◆ **Exercise aim**
Write out each line exactly as it stands, please.

=======

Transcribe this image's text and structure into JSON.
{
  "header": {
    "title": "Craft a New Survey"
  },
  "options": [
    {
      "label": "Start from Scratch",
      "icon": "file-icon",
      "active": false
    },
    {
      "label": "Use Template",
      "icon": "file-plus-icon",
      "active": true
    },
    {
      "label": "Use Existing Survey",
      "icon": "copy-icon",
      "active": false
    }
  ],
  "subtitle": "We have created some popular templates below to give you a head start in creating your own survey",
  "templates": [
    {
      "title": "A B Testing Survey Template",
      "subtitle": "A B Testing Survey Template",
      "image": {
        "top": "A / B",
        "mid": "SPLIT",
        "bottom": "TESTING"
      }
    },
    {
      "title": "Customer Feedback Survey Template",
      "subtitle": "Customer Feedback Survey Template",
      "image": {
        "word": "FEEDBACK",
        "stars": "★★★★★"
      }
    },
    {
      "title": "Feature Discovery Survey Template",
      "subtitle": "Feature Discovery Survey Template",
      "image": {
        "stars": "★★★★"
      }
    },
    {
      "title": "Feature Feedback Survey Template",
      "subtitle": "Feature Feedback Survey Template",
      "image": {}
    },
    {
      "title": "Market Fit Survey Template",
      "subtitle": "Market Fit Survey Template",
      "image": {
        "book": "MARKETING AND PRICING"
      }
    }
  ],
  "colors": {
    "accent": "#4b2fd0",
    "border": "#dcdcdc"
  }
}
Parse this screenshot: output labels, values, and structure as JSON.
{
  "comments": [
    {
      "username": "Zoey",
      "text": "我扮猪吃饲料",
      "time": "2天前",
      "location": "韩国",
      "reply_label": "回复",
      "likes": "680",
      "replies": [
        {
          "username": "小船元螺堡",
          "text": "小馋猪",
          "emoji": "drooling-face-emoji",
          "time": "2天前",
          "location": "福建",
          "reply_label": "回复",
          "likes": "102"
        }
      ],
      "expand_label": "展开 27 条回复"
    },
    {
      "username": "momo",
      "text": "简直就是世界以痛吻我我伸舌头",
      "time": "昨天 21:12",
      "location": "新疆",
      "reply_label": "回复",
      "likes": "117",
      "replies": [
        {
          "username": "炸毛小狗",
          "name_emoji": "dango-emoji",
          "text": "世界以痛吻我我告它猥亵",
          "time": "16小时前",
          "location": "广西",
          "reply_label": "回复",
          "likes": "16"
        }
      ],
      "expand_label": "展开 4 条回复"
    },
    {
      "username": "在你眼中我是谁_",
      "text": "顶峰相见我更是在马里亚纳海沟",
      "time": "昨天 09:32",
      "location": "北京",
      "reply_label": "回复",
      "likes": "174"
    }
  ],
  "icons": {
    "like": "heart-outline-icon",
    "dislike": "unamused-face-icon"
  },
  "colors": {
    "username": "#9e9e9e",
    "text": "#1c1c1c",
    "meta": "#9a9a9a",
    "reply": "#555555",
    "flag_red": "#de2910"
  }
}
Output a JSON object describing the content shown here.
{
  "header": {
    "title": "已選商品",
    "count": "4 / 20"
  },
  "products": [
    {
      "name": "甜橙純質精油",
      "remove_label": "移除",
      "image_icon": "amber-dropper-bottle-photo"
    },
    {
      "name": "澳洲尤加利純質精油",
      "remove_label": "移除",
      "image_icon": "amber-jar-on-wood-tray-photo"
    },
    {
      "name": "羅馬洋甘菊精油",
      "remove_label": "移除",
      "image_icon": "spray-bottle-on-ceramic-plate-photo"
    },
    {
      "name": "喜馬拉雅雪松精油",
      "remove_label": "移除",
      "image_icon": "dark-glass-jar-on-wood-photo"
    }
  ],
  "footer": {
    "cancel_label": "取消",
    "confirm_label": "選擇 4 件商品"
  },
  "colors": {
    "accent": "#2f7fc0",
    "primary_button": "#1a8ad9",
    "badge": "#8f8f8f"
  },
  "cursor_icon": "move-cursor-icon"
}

=======

◆ **Solution below**
Transcribe this image's text and structure into JSON.
{
  "header": {
    "title": "Craft a New Survey"
  },
  "options": [
    {
      "label": "Start from Scratch",
      "icon": "file-icon",
      "active": false
    },
    {
      "label": "Use Template",
      "icon": "file-plus-icon",
      "active": true
    },
    {
      "label": "Use Existing Survey",
      "icon": "copy-icon",
      "active": false
    }
  ],
  "subtitle": "We have created some popular templates below to give you a head start in creating your own survey",
  "templates": [
    {
      "title": "A B Testing Survey Template",
      "subtitle": "A B Testing Survey Template",
      "image": {
        "top": "A / B",
        "mid": "SPLIT",
        "bottom": "TESTING"
      }
    },
    {
      "title": "Customer Feedback Survey Template",
      "subtitle": "Customer Feedback Survey Template",
      "image": {
        "word": "FEEDBACK",
        "stars": "★★★★★"
      }
    },
    {
      "title": "Feature Discovery Survey Template",
      "subtitle": "Feature Discovery Survey Template",
      "image": {
        "stars": "★★★★"
      }
    },
    {
      "title": "Feature Feedback Survey Template",
      "subtitle": "Feature Feedback Survey Template",
      "image": {}
    },
    {
      "title": "Market Fit Survey Template",
      "subtitle": "Market Fit Survey Template",
      "image": {
        "book": "MARKETING AND PRICING"
      }
    }
  ],
  "colors": {
    "accent": "#4b2fd0",
    "border": "#dcdcdc"
  }
}
Parse this screenshot: output labels, values, and structure as JSON.
{
  "comments": [
    {
      "username": "Zoey",
      "text": "我扮猪吃饲料",
      "time": "2天前",
      "location": "韩国",
      "reply_label": "回复",
      "likes": "680",
      "replies": [
        {
          "username": "小船元螺堡",
          "text": "小馋猪",
          "emoji": "drooling-face-emoji",
          "time": "2天前",
          "location": "福建",
          "reply_label": "回复",
          "likes": "102"
        }
      ],
      "expand_label": "展开 27 条回复"
    },
    {
      "username": "momo",
      "text": "简直就是世界以痛吻我我伸舌头",
      "time": "昨天 21:12",
      "location": "新疆",
      "reply_label": "回复",
      "likes": "117",
      "replies": [
        {
          "username": "炸毛小狗",
          "name_emoji": "dango-emoji",
          "text": "世界以痛吻我我告它猥亵",
          "time": "16小时前",
          "location": "广西",
          "reply_label": "回复",
          "likes": "16"
        }
      ],
      "expand_label": "展开 4 条回复"
    },
    {
      "username": "在你眼中我是谁_",
      "text": "顶峰相见我更是在马里亚纳海沟",
      "time": "昨天 09:32",
      "location": "北京",
      "reply_label": "回复",
      "likes": "174"
    }
  ],
  "icons": {
    "like": "heart-outline-icon",
    "dislike": "unamused-face-icon"
  },
  "colors": {
    "username": "#9e9e9e",
    "text": "#1c1c1c",
    "meta": "#9a9a9a",
    "reply": "#555555",
    "flag_red": "#de2910"
  }
}
Output a JSON object describing the content shown here.
{
  "header": {
    "title": "已選商品",
    "count": "4 / 20"
  },
  "products": [
    {
      "name": "甜橙純質精油",
      "remove_label": "移除",
      "image_icon": "amber-dropper-bottle-photo"
    },
    {
      "name": "澳洲尤加利純質精油",
      "remove_label": "移除",
      "image_icon": "amber-jar-on-wood-tray-photo"
    },
    {
      "name": "羅馬洋甘菊精油",
      "remove_label": "移除",
      "image_icon": "spray-bottle-on-ceramic-plate-photo"
    },
    {
      "name": "喜馬拉雅雪松精油",
      "remove_label": "移除",
      "image_icon": "dark-glass-jar-on-wood-photo"
    }
  ],
  "footer": {
    "cancel_label": "取消",
    "confirm_label": "選擇 4 件商品"
  },
  "colors": {
    "accent": "#2f7fc0",
    "primary_button": "#1a8ad9",
    "badge": "#8f8f8f"
  },
  "cursor_icon": "move-cursor-icon"
}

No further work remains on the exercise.